■ Your objective ■
Go through the entries below and write each one out exactly.

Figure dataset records
Start
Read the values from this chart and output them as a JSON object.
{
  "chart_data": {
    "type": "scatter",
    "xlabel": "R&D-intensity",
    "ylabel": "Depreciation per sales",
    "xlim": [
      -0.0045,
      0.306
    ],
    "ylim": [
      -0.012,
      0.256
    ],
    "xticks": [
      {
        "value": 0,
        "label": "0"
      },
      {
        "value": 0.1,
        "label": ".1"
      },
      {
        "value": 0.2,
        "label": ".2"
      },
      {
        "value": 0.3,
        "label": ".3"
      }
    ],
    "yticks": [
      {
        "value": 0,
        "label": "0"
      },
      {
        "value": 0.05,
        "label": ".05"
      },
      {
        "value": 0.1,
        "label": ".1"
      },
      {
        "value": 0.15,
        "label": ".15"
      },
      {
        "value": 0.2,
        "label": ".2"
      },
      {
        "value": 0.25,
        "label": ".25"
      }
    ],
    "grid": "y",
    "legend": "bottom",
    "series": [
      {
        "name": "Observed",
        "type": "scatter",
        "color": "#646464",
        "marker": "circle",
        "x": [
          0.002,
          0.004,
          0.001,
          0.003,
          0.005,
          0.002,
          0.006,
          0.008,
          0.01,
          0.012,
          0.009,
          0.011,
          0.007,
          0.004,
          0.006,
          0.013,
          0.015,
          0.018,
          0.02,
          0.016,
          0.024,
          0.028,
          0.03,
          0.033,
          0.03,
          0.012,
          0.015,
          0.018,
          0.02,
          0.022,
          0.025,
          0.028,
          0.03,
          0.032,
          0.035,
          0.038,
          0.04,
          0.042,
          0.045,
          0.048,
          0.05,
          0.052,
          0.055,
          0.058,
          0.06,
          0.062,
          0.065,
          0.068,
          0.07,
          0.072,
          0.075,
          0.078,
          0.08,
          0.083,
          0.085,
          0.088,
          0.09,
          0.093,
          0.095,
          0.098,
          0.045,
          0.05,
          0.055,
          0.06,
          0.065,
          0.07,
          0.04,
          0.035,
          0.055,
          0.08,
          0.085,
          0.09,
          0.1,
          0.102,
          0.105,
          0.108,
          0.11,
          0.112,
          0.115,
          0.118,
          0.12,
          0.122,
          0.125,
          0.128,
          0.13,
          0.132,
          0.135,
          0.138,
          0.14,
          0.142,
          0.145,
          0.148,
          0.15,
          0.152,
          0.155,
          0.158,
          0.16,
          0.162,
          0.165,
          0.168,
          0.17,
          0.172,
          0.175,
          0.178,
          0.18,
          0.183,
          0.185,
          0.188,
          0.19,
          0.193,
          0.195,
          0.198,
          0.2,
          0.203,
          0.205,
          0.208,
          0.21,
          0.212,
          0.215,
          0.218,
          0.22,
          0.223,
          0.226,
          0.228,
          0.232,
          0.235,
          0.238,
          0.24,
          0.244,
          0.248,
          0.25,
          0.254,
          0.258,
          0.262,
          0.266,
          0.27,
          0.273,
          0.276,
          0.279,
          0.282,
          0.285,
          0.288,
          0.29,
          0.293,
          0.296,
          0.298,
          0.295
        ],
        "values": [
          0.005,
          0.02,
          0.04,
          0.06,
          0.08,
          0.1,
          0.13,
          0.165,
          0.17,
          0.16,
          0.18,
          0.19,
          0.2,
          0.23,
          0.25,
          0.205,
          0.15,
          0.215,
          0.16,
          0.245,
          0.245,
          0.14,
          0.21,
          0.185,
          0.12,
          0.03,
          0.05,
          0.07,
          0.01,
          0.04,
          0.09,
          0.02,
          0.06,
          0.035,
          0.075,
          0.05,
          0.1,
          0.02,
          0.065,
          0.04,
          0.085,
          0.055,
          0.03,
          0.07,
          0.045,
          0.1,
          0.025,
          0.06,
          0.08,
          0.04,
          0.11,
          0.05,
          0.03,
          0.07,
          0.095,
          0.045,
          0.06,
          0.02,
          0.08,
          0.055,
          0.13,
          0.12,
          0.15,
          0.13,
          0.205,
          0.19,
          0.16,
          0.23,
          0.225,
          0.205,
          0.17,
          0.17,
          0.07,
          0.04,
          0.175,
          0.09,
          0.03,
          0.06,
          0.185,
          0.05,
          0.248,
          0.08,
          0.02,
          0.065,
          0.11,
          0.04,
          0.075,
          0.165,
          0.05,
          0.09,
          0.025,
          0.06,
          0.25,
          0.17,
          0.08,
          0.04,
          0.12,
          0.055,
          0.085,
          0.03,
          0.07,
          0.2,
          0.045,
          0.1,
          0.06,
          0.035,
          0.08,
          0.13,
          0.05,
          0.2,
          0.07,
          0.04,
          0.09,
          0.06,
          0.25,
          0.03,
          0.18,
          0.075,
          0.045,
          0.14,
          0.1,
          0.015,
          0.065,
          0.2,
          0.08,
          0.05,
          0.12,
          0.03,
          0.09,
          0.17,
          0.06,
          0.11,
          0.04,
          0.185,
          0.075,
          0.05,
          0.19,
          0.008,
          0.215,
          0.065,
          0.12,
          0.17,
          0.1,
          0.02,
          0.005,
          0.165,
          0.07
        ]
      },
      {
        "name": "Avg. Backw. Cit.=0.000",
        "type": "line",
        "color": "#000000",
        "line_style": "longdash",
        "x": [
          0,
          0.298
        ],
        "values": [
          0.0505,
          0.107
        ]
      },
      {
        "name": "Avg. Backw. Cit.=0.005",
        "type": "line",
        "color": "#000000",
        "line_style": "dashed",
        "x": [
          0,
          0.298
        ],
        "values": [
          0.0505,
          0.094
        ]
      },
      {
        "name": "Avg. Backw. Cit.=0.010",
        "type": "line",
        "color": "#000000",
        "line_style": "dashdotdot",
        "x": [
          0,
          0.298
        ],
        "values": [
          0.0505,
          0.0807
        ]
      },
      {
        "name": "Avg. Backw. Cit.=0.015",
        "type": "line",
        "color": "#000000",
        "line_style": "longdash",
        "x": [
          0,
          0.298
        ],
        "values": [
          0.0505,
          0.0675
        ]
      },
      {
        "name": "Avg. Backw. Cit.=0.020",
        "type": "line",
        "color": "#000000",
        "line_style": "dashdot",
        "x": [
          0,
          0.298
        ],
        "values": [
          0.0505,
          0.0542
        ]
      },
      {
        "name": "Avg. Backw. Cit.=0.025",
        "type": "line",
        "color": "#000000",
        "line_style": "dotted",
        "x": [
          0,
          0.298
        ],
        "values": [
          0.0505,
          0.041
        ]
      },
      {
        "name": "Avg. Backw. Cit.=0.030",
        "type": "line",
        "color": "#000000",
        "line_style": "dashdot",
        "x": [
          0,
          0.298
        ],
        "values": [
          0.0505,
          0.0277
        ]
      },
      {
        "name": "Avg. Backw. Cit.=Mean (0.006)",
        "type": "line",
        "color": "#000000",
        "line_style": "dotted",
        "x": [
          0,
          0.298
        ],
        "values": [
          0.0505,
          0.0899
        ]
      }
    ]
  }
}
End
■ Finished answer ■
Read the values from this chart and output them as a JSON object.
{
  "chart_data": {
    "type": "scatter",
    "xlabel": "R&D-intensity",
    "ylabel": "Depreciation per sales",
    "xlim": [
      -0.0045,
      0.306
    ],
    "ylim": [
      -0.012,
      0.256
    ],
    "xticks": [
      {
        "value": 0,
        "label": "0"
      },
      {
        "value": 0.1,
        "label": ".1"
      },
      {
        "value": 0.2,
        "label": ".2"
      },
      {
        "value": 0.3,
        "label": ".3"
      }
    ],
    "yticks": [
      {
        "value": 0,
        "label": "0"
      },
      {
        "value": 0.05,
        "label": ".05"
      },
      {
        "value": 0.1,
        "label": ".1"
      },
      {
        "value": 0.15,
        "label": ".15"
      },
      {
        "value": 0.2,
        "label": ".2"
      },
      {
        "value": 0.25,
        "label": ".25"
      }
    ],
    "grid": "y",
    "legend": "bottom",
    "series": [
      {
        "name": "Observed",
        "type": "scatter",
        "color": "#646464",
        "marker": "circle",
        "x": [
          0.002,
          0.004,
          0.001,
          0.003,
          0.005,
          0.002,
          0.006,
          0.008,
          0.01,
          0.012,
          0.009,
          0.011,
          0.007,
          0.004,
          0.006,
          0.013,
          0.015,
          0.018,
          0.02,
          0.016,
          0.024,
          0.028,
          0.03,
          0.033,
          0.03,
          0.012,
          0.015,
          0.018,
          0.02,
          0.022,
          0.025,
          0.028,
          0.03,
          0.032,
          0.035,
          0.038,
          0.04,
          0.042,
          0.045,
          0.048,
          0.05,
          0.052,
          0.055,
          0.058,
          0.06,
          0.062,
          0.065,
          0.068,
          0.07,
          0.072,
          0.075,
          0.078,
          0.08,
          0.083,
          0.085,
          0.088,
          0.09,
          0.093,
          0.095,
          0.098,
          0.045,
          0.05,
          0.055,
          0.06,
          0.065,
          0.07,
          0.04,
          0.035,
          0.055,
          0.08,
          0.085,
          0.09,
          0.1,
          0.102,
          0.105,
          0.108,
          0.11,
          0.112,
          0.115,
          0.118,
          0.12,
          0.122,
          0.125,
          0.128,
          0.13,
          0.132,
          0.135,
          0.138,
          0.14,
          0.142,
          0.145,
          0.148,
          0.15,
          0.152,
          0.155,
          0.158,
          0.16,
          0.162,
          0.165,
          0.168,
          0.17,
          0.172,
          0.175,
          0.178,
          0.18,
          0.183,
          0.185,
          0.188,
          0.19,
          0.193,
          0.195,
          0.198,
          0.2,
          0.203,
          0.205,
          0.208,
          0.21,
          0.212,
          0.215,
          0.218,
          0.22,
          0.223,
          0.226,
          0.228,
          0.232,
          0.235,
          0.238,
          0.24,
          0.244,
          0.248,
          0.25,
          0.254,
          0.258,
          0.262,
          0.266,
          0.27,
          0.273,
          0.276,
          0.279,
          0.282,
          0.285,
          0.288,
          0.29,
          0.293,
          0.296,
          0.298,
          0.295
        ],
        "values": [
          0.005,
          0.02,
          0.04,
          0.06,
          0.08,
          0.1,
          0.13,
          0.165,
          0.17,
          0.16,
          0.18,
          0.19,
          0.2,
          0.23,
          0.25,
          0.205,
          0.15,
          0.215,
          0.16,
          0.245,
          0.245,
          0.14,
          0.21,
          0.185,
          0.12,
          0.03,
          0.05,
          0.07,
          0.01,
          0.04,
          0.09,
          0.02,
          0.06,
          0.035,
          0.075,
          0.05,
          0.1,
          0.02,
          0.065,
          0.04,
          0.085,
          0.055,
          0.03,
          0.07,
          0.045,
          0.1,
          0.025,
          0.06,
          0.08,
          0.04,
          0.11,
          0.05,
          0.03,
          0.07,
          0.095,
          0.045,
          0.06,
          0.02,
          0.08,
          0.055,
          0.13,
          0.12,
          0.15,
          0.13,
          0.205,
          0.19,
          0.16,
          0.23,
          0.225,
          0.205,
          0.17,
          0.17,
          0.07,
          0.04,
          0.175,
          0.09,
          0.03,
          0.06,
          0.185,
          0.05,
          0.248,
          0.08,
          0.02,
          0.065,
          0.11,
          0.04,
          0.075,
          0.165,
          0.05,
          0.09,
          0.025,
          0.06,
          0.25,
          0.17,
          0.08,
          0.04,
          0.12,
          0.055,
          0.085,
          0.03,
          0.07,
          0.2,
          0.045,
          0.1,
          0.06,
          0.035,
          0.08,
          0.13,
          0.05,
          0.2,
          0.07,
          0.04,
          0.09,
          0.06,
          0.25,
          0.03,
          0.18,
          0.075,
          0.045,
          0.14,
          0.1,
          0.015,
          0.065,
          0.2,
          0.08,
          0.05,
          0.12,
          0.03,
          0.09,
          0.17,
          0.06,
          0.11,
          0.04,
          0.185,
          0.075,
          0.05,
          0.19,
          0.008,
          0.215,
          0.065,
          0.12,
          0.17,
          0.1,
          0.02,
          0.005,
          0.165,
          0.07
        ]
      },
      {
        "name": "Avg. Backw. Cit.=0.000",
        "type": "line",
        "color": "#000000",
        "line_style": "longdash",
        "x": [
          0,
          0.298
        ],
        "values": [
          0.0505,
          0.107
        ]
      },
      {
        "name": "Avg. Backw. Cit.=0.005",
        "type": "line",
        "color": "#000000",
        "line_style": "dashed",
        "x": [
          0,
          0.298
        ],
        "values": [
          0.0505,
          0.094
        ]
      },
      {
        "name": "Avg. Backw. Cit.=0.010",
        "type": "line",
        "color": "#000000",
        "line_style": "dashdotdot",
        "x": [
          0,
          0.298
        ],
        "values": [
          0.0505,
          0.0807
        ]
      },
      {
        "name": "Avg. Backw. Cit.=0.015",
        "type": "line",
        "color": "#000000",
        "line_style": "longdash",
        "x": [
          0,
          0.298
        ],
        "values": [
          0.0505,
          0.0675
        ]
      },
      {
        "name": "Avg. Backw. Cit.=0.020",
        "type": "line",
        "color": "#000000",
        "line_style": "dashdot",
        "x": [
          0,
          0.298
        ],
        "values": [
          0.0505,
          0.0542
        ]
      },
      {
        "name": "Avg. Backw. Cit.=0.025",
        "type": "line",
        "color": "#000000",
        "line_style": "dotted",
        "x": [
          0,
          0.298
        ],
        "values": [
          0.0505,
          0.041
        ]
      },
      {
        "name": "Avg. Backw. Cit.=0.030",
        "type": "line",
        "color": "#000000",
        "line_style": "dashdot",
        "x": [
          0,
          0.298
        ],
        "values": [
          0.0505,
          0.0277
        ]
      },
      {
        "name": "Avg. Backw. Cit.=Mean (0.006)",
        "type": "line",
        "color": "#000000",
        "line_style": "dotted",
        "x": [
          0,
          0.298
        ],
        "values": [
          0.0505,
          0.0899
        ]
      }
    ]
  }
}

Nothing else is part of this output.